═════ Supplied data

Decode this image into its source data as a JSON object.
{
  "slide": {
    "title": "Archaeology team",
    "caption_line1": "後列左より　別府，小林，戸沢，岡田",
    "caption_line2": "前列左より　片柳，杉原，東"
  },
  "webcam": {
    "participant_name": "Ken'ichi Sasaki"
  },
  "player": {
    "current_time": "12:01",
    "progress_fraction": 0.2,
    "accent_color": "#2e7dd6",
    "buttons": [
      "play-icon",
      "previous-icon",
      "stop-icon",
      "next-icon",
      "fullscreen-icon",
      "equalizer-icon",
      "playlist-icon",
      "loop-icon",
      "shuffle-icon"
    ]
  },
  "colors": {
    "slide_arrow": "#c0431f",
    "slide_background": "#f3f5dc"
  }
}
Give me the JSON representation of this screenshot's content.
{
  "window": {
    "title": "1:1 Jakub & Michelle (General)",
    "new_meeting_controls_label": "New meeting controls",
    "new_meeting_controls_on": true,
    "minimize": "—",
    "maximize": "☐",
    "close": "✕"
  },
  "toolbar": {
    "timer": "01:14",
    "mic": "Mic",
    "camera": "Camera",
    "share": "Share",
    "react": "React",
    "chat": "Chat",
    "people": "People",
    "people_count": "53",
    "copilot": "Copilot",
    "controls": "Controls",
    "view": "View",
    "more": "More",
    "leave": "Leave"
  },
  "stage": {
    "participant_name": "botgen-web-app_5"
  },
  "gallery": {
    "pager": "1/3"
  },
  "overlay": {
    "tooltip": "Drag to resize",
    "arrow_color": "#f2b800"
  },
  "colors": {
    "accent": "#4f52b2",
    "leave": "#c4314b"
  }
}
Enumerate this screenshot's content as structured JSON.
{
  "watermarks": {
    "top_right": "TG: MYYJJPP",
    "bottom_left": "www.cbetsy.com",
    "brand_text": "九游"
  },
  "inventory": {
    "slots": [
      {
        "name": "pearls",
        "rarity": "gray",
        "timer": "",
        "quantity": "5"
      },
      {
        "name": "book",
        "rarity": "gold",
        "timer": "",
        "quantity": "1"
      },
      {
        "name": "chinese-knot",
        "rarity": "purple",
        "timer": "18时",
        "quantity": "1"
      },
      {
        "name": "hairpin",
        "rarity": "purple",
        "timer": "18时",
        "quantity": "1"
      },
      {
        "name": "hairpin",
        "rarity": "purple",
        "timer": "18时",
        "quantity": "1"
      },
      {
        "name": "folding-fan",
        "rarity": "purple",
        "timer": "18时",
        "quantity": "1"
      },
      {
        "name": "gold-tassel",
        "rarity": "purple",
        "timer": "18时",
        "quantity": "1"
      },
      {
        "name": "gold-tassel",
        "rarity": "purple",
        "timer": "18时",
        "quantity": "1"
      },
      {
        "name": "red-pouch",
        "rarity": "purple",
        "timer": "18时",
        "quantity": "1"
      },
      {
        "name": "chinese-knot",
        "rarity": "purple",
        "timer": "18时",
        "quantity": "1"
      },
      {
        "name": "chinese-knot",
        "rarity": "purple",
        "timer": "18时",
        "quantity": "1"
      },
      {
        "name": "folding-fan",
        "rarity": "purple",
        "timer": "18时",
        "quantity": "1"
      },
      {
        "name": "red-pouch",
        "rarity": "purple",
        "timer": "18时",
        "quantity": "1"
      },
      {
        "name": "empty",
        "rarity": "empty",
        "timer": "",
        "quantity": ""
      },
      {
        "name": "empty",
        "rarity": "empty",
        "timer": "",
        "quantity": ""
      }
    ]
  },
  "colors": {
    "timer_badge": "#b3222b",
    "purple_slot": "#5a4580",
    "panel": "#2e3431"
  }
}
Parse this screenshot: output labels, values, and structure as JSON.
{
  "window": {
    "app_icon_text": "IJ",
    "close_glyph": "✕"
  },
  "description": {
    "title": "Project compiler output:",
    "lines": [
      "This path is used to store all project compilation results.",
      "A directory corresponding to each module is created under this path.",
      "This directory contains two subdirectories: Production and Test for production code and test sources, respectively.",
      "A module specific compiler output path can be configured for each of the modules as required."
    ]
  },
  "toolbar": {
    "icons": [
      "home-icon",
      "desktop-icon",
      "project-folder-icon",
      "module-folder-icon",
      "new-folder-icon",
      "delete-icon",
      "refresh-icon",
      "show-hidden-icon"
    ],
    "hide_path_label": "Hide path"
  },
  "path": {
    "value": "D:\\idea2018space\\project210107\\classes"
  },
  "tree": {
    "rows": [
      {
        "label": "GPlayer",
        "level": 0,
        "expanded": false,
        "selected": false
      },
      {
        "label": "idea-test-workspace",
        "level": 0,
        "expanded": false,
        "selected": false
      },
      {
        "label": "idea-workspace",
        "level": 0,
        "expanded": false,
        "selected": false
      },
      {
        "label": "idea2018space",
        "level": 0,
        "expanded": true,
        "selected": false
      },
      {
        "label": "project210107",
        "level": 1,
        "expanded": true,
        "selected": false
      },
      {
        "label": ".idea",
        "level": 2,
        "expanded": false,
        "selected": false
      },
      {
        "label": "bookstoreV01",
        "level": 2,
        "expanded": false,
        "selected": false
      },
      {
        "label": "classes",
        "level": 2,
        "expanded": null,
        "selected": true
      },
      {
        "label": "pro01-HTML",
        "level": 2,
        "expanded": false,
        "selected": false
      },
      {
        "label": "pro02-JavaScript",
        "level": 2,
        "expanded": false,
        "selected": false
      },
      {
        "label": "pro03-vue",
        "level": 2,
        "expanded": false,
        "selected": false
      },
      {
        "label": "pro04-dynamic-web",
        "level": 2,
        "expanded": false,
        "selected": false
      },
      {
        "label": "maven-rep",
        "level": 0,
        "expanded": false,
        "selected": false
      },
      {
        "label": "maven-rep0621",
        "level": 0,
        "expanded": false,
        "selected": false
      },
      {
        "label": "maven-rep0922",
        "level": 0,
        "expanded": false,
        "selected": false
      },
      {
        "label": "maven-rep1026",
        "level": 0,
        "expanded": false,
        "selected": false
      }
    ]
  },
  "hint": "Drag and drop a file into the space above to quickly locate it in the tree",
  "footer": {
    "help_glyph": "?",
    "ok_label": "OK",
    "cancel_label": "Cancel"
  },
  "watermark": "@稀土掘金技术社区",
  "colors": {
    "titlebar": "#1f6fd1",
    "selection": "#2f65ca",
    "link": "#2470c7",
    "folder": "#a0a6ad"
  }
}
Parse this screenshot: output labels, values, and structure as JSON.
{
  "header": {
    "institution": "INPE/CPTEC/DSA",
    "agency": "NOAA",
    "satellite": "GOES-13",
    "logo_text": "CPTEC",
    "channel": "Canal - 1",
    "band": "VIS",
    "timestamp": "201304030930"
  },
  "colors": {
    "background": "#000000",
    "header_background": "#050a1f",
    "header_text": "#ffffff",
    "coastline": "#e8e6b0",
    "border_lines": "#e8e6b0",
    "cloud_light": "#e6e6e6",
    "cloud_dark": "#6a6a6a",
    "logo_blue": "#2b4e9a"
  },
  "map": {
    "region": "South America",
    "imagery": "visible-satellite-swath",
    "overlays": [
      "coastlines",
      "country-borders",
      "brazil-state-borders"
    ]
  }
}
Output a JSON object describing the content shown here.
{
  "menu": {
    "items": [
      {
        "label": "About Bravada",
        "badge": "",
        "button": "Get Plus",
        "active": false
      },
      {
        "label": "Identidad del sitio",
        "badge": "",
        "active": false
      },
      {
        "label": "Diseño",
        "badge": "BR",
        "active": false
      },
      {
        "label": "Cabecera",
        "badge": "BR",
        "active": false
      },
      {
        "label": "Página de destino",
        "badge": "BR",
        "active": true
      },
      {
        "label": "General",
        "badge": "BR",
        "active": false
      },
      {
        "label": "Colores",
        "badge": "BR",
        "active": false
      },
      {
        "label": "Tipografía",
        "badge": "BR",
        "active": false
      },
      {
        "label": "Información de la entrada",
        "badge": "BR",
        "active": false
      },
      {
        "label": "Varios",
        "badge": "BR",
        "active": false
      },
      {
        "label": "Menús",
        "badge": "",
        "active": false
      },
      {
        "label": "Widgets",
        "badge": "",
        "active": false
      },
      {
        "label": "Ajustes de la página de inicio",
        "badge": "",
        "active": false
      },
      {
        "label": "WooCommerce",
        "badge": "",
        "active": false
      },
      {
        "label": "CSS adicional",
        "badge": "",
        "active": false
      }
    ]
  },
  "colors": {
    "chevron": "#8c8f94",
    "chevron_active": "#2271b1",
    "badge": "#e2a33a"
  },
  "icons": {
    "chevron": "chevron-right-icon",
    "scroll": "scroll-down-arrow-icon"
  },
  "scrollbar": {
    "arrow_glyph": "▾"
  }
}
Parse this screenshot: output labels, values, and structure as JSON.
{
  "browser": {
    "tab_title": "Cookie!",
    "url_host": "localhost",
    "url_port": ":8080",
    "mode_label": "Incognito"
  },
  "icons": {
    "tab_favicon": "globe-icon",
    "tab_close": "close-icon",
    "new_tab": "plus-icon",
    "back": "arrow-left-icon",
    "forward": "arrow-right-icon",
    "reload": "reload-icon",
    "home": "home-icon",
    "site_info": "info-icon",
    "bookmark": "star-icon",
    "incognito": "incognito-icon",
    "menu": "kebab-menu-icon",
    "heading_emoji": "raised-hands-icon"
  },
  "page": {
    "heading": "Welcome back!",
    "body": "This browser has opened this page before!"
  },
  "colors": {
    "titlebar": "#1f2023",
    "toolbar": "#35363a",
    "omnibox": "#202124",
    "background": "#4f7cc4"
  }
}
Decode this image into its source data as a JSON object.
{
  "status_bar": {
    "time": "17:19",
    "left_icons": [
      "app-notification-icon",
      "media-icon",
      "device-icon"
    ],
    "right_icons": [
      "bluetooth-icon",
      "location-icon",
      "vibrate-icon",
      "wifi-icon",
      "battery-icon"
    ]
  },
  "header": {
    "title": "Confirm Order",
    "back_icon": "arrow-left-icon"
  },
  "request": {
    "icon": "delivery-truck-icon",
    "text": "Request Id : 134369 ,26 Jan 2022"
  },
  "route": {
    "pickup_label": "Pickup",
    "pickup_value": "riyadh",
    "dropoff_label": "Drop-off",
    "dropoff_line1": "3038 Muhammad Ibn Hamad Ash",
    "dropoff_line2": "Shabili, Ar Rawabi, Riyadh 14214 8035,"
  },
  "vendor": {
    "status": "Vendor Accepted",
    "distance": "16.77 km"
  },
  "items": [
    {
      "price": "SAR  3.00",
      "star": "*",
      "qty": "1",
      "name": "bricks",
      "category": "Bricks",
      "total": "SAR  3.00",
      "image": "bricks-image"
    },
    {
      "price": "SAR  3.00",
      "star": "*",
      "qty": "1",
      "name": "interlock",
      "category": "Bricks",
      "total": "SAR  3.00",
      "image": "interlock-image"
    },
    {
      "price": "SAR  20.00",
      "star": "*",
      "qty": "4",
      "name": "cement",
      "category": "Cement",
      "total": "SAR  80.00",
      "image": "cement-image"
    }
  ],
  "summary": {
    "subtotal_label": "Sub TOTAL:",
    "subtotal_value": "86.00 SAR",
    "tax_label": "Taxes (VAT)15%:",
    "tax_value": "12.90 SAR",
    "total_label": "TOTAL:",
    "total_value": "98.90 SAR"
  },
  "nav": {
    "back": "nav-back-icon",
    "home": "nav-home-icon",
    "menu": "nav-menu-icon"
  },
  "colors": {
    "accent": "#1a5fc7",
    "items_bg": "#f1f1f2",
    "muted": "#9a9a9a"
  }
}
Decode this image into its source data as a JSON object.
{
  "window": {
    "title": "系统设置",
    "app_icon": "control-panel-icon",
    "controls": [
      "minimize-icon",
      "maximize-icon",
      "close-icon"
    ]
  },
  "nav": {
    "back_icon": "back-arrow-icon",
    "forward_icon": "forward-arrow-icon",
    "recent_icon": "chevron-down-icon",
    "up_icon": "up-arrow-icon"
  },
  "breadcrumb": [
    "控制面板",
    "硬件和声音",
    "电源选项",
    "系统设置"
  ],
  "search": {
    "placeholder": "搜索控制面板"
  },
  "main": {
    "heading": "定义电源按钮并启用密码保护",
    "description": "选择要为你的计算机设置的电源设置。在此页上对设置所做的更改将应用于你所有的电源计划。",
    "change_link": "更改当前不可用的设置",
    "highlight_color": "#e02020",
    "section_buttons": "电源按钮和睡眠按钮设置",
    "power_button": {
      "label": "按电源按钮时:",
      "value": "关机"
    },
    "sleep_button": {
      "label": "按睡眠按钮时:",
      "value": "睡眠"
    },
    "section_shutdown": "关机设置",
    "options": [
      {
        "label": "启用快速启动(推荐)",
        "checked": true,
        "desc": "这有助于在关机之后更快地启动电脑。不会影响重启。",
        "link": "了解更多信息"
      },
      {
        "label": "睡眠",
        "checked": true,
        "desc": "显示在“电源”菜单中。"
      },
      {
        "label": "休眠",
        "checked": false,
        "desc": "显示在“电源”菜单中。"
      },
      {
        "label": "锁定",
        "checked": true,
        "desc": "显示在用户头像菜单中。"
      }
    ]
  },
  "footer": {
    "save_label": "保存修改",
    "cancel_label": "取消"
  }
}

══════════

Exercise instructions ::
Look through the entries above. Extract each line with the word "forward".

Task solution ::
    "forward": "arrow-right-icon",
    "forward_icon": "forward-arrow-icon",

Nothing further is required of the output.